**WHAT YOU ARE ASKED TO DO**. Bring together all lines of the material below that contain the string "Deaths".

**THE DATA**.
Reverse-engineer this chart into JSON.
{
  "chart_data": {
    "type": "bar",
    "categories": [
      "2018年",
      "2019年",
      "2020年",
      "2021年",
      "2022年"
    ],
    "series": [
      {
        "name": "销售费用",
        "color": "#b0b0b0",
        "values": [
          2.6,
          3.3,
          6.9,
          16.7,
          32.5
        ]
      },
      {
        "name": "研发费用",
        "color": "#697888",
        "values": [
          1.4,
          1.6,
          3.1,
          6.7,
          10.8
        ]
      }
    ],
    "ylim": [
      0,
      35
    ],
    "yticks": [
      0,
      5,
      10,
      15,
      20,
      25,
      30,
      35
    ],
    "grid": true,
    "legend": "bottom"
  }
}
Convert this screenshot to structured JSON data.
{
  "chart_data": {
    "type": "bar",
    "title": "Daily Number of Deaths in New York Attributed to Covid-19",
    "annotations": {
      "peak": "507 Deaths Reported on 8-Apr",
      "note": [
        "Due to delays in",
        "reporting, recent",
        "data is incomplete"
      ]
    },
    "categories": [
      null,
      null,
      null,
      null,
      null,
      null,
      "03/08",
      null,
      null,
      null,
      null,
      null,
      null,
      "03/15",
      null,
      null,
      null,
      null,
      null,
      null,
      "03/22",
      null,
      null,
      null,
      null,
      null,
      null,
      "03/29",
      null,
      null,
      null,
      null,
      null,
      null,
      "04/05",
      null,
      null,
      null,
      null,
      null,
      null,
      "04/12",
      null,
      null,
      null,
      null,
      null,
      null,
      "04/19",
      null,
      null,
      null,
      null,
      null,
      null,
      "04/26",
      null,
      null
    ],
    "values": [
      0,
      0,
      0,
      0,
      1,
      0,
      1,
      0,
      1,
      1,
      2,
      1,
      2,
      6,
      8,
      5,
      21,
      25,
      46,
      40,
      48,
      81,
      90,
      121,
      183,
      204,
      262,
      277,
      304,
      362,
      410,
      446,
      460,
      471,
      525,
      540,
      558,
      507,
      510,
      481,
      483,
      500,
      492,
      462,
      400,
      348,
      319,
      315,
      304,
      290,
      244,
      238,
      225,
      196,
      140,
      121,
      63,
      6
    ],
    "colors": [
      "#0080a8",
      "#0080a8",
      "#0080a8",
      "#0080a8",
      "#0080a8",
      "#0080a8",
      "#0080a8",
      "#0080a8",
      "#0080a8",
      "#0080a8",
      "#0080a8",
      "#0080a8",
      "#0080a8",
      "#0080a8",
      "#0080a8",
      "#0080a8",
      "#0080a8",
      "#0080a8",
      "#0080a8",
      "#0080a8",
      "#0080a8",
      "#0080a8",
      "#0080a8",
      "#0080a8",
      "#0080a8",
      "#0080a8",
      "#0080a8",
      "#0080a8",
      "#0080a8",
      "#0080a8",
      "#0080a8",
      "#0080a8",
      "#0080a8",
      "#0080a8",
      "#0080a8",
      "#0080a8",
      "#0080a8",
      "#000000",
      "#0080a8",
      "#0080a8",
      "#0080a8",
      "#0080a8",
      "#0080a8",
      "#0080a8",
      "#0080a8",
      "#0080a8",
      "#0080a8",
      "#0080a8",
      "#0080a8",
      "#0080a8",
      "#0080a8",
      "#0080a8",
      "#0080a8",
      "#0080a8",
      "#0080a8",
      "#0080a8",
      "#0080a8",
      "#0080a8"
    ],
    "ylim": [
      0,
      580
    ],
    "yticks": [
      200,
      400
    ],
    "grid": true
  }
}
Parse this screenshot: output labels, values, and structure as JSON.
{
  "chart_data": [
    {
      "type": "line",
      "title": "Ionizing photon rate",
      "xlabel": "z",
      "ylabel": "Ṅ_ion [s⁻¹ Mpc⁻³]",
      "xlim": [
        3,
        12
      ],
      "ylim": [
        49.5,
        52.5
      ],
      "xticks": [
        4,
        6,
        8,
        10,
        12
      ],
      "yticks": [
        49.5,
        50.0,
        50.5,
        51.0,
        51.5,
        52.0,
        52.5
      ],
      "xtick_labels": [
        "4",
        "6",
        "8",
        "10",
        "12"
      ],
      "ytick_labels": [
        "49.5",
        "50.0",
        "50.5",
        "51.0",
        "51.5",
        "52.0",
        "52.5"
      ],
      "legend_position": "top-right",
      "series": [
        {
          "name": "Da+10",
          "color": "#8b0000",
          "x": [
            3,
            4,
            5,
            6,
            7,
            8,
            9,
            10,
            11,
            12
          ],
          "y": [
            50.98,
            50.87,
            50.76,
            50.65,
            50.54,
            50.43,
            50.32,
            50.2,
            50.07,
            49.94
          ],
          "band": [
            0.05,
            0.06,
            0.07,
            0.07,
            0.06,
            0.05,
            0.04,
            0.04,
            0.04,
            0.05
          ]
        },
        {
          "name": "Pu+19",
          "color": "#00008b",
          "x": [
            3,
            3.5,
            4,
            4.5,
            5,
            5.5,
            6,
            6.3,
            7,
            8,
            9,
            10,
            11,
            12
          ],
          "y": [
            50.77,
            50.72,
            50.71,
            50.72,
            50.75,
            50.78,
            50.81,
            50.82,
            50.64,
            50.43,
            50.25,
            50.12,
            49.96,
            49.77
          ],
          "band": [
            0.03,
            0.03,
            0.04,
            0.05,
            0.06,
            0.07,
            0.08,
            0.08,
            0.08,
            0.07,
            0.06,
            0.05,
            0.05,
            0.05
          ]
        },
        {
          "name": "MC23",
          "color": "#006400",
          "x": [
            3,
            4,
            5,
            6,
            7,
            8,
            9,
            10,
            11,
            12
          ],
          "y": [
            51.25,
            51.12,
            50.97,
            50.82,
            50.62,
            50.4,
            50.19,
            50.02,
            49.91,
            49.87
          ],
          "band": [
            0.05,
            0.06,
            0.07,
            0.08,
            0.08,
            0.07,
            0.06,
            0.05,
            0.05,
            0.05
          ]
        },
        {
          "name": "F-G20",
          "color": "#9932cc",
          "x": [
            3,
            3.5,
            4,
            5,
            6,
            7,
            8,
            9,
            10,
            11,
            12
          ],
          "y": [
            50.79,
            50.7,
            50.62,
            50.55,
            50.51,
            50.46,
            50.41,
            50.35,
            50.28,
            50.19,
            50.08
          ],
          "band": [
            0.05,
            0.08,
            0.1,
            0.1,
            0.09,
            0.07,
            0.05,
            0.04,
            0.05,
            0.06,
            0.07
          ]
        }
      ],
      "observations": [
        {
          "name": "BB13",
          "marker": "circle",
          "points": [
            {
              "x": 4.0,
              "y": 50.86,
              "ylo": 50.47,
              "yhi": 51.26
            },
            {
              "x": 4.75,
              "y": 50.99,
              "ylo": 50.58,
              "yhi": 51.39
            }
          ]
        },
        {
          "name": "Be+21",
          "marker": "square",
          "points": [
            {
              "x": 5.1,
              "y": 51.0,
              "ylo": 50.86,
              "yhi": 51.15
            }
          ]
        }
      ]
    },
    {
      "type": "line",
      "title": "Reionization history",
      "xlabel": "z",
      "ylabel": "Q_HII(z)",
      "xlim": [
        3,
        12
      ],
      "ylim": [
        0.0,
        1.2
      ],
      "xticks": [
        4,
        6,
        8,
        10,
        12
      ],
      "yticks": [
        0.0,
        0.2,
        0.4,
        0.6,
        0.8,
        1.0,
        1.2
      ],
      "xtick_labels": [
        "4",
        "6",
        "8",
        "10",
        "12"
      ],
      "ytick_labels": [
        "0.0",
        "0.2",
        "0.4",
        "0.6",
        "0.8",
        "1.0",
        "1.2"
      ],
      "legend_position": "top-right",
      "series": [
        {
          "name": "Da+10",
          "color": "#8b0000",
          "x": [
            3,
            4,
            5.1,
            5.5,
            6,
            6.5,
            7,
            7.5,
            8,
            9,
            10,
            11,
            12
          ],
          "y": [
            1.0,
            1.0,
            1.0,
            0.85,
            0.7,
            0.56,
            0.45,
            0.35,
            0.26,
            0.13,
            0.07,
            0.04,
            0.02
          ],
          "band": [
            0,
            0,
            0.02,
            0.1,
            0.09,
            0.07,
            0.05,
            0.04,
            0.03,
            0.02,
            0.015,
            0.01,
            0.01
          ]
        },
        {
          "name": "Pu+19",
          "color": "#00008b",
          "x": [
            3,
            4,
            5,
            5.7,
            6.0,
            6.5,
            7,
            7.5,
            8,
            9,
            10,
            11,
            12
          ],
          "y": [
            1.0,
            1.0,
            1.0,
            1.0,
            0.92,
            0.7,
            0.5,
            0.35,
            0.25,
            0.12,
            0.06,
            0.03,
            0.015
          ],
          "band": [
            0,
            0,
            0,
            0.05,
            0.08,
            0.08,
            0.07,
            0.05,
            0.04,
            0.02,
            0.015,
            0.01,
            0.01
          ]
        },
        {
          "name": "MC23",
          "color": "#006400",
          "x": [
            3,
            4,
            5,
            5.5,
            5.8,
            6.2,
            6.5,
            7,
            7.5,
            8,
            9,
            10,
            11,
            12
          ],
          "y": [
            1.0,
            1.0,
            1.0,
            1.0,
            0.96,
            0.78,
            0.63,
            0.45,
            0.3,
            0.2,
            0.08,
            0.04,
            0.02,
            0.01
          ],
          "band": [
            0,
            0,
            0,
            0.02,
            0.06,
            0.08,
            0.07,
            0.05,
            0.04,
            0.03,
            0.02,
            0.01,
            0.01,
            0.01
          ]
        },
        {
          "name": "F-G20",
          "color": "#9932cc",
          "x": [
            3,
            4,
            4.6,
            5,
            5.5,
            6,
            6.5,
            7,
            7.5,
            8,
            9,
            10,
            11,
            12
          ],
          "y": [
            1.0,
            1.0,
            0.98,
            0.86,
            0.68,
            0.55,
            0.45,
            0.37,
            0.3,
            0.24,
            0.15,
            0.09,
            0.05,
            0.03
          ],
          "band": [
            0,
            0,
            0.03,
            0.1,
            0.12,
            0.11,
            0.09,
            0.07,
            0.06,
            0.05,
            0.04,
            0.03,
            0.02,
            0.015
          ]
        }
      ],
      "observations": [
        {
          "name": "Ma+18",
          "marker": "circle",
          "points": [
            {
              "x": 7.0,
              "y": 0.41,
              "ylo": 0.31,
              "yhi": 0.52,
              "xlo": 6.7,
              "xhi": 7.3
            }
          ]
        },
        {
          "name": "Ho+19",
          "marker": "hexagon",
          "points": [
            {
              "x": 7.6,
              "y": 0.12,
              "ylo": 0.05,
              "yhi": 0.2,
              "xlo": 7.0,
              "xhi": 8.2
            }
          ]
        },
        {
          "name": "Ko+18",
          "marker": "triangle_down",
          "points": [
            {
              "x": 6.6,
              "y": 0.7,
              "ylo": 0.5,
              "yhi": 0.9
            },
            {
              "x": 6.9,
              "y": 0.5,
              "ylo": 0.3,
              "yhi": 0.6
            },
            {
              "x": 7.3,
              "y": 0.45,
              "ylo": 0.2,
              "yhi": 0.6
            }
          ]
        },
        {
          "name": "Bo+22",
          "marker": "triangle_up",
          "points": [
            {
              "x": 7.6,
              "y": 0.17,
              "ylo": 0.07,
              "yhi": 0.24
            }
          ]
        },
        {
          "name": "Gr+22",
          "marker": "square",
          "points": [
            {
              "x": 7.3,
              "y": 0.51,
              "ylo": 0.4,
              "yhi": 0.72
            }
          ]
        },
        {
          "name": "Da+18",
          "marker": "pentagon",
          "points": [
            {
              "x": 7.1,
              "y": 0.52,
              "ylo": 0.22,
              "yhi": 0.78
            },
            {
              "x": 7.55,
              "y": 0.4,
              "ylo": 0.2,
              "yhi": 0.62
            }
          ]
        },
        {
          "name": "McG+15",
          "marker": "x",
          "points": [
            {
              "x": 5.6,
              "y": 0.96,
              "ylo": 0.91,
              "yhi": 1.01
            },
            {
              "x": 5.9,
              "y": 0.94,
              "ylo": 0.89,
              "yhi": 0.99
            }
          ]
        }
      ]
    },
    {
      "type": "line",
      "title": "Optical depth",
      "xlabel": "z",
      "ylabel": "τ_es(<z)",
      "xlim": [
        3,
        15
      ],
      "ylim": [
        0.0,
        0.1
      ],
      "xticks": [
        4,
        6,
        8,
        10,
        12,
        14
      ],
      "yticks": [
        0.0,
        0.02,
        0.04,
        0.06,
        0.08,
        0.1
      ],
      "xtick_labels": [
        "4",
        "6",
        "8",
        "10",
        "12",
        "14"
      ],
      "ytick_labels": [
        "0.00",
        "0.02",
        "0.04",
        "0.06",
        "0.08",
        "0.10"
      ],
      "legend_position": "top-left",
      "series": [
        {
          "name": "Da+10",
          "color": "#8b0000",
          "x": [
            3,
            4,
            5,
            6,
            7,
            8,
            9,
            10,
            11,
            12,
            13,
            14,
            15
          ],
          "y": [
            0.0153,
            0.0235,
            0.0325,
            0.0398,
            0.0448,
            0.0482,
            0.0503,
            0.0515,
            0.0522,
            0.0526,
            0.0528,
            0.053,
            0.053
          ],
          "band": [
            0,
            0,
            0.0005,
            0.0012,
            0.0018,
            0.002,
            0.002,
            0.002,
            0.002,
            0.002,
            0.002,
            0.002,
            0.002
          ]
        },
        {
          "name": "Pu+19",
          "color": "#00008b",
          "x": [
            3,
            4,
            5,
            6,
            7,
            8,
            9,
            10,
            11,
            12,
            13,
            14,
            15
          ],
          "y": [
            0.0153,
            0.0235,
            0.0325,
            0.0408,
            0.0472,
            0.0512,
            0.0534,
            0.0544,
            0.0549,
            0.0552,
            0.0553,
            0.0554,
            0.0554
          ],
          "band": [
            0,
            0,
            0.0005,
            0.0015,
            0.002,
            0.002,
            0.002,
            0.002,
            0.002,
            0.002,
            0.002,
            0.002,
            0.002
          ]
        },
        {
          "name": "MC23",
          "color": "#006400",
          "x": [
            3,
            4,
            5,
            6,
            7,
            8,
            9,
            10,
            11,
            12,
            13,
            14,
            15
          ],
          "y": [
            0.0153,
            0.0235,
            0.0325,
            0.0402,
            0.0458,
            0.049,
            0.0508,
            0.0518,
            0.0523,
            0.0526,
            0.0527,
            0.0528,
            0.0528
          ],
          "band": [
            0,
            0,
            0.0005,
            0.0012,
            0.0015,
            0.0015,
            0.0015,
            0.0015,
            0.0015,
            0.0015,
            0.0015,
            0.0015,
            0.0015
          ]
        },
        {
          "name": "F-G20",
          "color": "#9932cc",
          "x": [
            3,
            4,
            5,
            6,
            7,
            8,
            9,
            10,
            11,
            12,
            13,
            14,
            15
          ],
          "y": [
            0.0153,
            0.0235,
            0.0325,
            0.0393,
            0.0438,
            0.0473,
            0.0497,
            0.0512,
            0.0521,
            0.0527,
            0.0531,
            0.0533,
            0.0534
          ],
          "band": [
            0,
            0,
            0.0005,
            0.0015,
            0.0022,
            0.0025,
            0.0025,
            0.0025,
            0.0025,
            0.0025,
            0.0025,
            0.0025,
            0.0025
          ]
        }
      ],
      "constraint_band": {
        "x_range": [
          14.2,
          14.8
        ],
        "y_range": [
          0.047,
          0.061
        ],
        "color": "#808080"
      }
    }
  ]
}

**OUTPUT FOR THIS EXERCISE**.
    "title": "Daily Number of Deaths in New York Attributed to Covid-19",
      "peak": "507 Deaths Reported on 8-Apr",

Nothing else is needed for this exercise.